#### Supplied passage:
Sung Han Kim1,*, Jung Kwon Kim1,*, Boram Park2, Jungnam Joo2, Jae Young Joung1, Ho Kyung Seo1, Kang Hyun Lee1 and Jinsoo Chung1

1Department of Urology, Center for Prostate Cancer, Research Institute and Hospital of National Cancer Center, Goyang, Korea

2Biometrics Research Branch, Division of Cancer Epidemiology and Prevention, Research Institute and Hospital of National Cancer Center, Goyang, Korea

*These authors contributed equally to this work

Correspondence to:

Jinsoo Chung, email: [email protected]

Keywords: renal cell carcinoma, metastasis, synchronous, embolization, nephrectomy

Received: December 28, 2016     Accepted: May 03, 2017     Published: May 15, 2017

ABSTRACT

Objective: To compare survival outcomes for renal embolization (RE) to cytoreductive nephrectomy (CN) and no primary renal treatment (NT) among patients with synchronous metastatic renal cell carcinoma (mRCC) treated using either targeted therapy (TT) or immunotherapy (IT).

Results: The median follow-up duration was 81.3 months, with a duration of first-line treatment of 3.5 months. Among the 211 patients, the median PFS and OS were 4.4 and 10.6 months. Specifically for patients receiving TT (124 patients), the PFS and OS were 5.5 and 12.0 months. An intervention effect was identified only for OS, with a median OS of 20.1, 8.8 and 9.3 months for CN, RE and NT, respectively. After stratification by risk classification, CN provided a significant benefit on OS, compared to RE and NT, for patients with an intermediate risk (MSKCC). For those with a poor risk (Heng criteria), NT provided better survival than PFS (p=0.003), and a comparable survival to RE (p > 0.05).

Materials and Methods: Retrospective analysis of 211 patients, 87 treated with IT and 124 with TT, retrieved from our RCC database. Patients' risk factors for survival was evaluated using the Heng and MSKCC criteria, with only patients with an intermediate or poor survival risk included in the analysis. Between-group comparisons were evaluated with respect to progression-free survival (PFS) and overall survival (OS).

Conclusions: The differential effect of CN and RE on OS appears to be modulated by risk classification. In patients with a poor risk, RE should be implemented after careful consideration of comorbidities and life expectancy.

#### About this exercise:
Transcribe the abstract of the renal cell carcinoma study between "Materials and Methods: Retrospective" and "and life expectancy.", inclusive. The material that comes after this has nothing to do with it.

#### Material supplied:
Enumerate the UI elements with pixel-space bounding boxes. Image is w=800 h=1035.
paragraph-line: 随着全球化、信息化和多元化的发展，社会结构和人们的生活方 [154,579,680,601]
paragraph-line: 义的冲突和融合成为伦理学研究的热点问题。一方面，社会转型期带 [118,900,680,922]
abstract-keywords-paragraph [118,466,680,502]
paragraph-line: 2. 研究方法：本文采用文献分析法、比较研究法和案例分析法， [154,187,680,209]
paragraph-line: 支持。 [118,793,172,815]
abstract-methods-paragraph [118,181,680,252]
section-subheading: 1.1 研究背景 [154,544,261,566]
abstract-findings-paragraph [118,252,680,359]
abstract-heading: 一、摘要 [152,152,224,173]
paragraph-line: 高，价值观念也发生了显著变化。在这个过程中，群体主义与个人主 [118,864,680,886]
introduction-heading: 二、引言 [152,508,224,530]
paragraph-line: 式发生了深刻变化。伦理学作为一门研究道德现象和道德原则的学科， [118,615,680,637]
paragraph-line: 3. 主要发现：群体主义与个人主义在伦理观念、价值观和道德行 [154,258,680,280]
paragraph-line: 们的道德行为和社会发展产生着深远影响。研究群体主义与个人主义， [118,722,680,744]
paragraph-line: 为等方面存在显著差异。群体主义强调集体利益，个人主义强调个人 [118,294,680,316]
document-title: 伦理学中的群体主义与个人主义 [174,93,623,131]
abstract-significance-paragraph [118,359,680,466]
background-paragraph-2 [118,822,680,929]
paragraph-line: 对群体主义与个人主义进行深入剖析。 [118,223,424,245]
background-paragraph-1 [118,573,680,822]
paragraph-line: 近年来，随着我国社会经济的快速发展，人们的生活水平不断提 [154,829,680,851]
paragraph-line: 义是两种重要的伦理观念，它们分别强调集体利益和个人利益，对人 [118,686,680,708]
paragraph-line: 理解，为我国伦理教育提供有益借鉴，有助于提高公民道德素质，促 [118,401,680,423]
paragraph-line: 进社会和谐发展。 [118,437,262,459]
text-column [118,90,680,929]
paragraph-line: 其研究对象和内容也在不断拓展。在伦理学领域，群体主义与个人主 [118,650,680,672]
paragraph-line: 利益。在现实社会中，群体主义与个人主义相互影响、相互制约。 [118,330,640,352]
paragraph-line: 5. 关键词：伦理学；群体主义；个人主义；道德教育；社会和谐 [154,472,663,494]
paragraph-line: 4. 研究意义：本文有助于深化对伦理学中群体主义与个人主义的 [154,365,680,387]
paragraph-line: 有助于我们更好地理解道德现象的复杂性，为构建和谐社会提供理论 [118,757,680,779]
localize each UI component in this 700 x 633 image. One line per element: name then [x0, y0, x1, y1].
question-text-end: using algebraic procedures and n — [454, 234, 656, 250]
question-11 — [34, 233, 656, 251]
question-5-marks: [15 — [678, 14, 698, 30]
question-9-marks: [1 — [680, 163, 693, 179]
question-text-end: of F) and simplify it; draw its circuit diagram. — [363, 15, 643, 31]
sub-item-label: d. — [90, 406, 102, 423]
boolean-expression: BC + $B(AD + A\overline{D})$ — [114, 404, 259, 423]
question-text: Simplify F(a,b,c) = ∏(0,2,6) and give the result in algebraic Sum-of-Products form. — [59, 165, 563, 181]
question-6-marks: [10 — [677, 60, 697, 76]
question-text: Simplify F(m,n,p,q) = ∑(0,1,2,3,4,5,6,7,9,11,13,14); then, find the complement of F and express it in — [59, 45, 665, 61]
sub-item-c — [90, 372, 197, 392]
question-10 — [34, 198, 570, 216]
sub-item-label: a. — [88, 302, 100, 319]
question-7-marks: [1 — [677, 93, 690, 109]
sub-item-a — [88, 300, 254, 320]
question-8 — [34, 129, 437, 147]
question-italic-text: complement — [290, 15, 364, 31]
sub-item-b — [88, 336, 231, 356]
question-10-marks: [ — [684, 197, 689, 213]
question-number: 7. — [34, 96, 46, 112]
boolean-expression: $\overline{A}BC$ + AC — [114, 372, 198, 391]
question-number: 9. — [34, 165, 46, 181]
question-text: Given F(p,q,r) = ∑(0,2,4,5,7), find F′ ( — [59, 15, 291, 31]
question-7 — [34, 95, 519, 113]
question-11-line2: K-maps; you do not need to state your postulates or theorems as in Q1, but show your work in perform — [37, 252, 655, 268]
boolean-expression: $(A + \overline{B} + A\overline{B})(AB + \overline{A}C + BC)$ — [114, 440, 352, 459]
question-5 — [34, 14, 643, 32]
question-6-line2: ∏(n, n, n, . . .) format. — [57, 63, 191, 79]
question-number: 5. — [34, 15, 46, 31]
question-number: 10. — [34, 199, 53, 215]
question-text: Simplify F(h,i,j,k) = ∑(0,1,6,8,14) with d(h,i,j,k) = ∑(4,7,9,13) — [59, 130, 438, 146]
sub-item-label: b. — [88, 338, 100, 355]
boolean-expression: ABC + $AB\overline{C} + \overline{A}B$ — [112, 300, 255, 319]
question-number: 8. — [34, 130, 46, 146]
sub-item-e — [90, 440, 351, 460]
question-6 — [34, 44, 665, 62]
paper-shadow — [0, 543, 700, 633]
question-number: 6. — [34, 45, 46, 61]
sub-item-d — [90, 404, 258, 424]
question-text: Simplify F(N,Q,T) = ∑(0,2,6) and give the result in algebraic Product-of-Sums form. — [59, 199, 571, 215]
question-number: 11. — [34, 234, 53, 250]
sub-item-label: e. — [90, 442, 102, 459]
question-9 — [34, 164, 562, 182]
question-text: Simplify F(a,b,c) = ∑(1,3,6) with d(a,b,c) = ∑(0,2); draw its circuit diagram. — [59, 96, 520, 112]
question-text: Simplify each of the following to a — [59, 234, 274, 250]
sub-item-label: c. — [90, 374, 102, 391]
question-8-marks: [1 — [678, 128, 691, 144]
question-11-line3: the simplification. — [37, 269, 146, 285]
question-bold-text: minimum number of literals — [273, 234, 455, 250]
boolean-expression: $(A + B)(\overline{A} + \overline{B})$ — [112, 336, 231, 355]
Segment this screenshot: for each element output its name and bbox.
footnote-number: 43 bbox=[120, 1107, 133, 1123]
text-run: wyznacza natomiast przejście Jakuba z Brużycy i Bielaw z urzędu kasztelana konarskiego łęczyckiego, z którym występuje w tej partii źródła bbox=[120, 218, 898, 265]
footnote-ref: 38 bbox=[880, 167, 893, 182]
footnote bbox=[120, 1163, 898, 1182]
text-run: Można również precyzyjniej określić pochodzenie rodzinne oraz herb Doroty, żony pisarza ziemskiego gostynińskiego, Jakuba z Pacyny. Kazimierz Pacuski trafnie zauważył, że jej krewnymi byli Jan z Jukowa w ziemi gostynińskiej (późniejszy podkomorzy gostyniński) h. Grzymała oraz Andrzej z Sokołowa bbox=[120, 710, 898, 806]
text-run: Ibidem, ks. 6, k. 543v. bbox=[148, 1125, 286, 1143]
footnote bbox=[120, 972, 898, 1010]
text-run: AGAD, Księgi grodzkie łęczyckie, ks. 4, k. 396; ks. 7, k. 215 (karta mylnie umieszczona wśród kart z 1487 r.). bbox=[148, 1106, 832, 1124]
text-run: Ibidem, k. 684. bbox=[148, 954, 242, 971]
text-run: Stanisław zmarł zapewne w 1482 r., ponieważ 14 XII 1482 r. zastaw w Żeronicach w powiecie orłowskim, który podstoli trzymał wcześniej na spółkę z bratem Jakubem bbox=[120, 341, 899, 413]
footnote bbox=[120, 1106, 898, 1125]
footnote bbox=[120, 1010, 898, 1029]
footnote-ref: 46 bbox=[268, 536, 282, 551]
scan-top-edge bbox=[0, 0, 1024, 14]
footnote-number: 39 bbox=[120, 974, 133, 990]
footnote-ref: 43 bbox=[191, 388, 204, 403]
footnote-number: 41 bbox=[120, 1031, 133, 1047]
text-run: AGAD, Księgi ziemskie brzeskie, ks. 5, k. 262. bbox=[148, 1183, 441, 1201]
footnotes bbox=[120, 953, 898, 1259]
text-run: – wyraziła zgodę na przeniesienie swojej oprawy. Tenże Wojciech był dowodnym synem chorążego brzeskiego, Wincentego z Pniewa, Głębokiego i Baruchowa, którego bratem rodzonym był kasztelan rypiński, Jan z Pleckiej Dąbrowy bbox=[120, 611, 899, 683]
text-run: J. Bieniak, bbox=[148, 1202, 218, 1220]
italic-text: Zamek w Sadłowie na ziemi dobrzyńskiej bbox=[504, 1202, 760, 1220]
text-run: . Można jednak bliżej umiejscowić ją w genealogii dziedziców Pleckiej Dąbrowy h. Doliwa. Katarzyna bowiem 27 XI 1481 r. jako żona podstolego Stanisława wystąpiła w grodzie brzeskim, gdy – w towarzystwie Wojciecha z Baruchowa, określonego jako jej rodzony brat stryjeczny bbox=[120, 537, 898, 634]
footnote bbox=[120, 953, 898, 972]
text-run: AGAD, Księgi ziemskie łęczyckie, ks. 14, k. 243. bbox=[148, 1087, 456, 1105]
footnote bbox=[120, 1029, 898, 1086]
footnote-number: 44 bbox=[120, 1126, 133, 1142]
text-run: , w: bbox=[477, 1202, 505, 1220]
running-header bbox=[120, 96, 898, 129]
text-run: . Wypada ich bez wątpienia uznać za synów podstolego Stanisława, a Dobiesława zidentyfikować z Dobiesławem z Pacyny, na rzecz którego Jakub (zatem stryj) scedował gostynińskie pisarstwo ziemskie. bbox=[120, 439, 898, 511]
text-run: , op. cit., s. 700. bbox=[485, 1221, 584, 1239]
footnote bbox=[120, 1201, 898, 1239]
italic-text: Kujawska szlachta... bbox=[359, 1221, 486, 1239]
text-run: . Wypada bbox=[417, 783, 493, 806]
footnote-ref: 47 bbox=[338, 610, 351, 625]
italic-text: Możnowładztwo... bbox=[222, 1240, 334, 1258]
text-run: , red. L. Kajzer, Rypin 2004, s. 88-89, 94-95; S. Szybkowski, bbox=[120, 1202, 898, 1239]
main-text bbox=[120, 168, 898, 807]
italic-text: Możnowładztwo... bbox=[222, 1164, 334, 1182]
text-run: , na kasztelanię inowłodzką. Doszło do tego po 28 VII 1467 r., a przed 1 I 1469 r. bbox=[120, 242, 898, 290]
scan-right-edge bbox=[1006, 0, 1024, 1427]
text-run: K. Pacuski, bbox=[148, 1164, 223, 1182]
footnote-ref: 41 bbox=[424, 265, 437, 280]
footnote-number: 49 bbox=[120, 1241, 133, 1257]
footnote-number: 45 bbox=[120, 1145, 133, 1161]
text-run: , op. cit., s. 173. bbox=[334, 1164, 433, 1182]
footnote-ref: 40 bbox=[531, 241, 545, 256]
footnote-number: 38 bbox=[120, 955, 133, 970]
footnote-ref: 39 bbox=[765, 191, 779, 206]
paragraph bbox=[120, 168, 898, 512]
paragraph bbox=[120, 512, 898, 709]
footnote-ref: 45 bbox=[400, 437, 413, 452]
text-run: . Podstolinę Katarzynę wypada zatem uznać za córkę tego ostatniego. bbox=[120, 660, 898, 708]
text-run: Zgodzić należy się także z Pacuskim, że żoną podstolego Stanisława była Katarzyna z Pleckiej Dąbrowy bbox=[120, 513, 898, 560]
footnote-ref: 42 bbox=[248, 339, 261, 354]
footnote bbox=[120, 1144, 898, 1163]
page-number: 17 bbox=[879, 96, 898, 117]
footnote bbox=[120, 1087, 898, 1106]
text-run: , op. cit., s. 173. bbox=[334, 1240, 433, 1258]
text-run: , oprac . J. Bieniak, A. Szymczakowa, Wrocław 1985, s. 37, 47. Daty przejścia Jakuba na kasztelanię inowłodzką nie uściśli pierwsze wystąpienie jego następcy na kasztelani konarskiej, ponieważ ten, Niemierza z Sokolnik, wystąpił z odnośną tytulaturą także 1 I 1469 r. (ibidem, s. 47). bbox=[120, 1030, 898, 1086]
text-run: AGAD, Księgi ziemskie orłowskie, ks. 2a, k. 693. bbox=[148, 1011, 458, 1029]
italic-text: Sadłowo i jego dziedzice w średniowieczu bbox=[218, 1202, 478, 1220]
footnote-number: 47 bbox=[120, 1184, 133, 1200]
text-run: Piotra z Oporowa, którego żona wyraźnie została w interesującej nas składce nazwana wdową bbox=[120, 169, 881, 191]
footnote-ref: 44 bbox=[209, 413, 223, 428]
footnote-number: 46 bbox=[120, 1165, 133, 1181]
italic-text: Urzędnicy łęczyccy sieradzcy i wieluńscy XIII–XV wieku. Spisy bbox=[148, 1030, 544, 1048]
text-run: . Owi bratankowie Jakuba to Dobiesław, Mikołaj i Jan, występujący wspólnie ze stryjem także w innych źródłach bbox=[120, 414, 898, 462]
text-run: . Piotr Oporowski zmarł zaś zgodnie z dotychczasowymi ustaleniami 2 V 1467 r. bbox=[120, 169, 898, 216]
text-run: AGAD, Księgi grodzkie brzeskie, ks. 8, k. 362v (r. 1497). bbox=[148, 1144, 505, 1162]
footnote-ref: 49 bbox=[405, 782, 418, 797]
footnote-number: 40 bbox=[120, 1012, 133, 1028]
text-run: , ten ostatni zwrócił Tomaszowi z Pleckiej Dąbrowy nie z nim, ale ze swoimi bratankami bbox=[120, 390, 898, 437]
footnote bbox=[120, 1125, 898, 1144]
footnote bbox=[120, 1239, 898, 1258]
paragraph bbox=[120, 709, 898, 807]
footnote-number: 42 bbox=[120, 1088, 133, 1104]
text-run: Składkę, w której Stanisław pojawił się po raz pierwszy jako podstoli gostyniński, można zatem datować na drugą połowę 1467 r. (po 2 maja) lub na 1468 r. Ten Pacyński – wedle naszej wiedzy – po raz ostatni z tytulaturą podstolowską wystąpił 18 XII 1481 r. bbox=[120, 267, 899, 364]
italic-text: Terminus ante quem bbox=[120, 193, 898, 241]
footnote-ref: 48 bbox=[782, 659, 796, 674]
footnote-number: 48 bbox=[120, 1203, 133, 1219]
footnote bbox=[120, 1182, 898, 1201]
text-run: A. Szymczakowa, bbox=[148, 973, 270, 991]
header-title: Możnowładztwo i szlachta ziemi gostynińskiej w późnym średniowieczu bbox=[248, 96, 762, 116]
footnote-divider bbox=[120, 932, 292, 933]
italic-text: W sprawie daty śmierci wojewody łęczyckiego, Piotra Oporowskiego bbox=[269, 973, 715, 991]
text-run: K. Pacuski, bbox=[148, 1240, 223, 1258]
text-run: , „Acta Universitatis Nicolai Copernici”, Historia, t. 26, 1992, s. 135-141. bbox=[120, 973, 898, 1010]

#### Answer below:
Materials and Methods: Retrospective analysis of 211 patients, 87 treated with IT and 124 with TT, retrieved from our RCC database. Patients' risk factors for survival was evaluated using the Heng and MSKCC criteria, with only patients with an intermediate or poor survival risk included in the analysis. Between-group comparisons were evaluated with respect to progression-free survival (PFS) and overall survival (OS).

Conclusions: The differential effect of CN and RE on OS appears to be modulated by risk classification. In patients with a poor risk, RE should be implemented after careful consideration of comorbidities and life expectancy.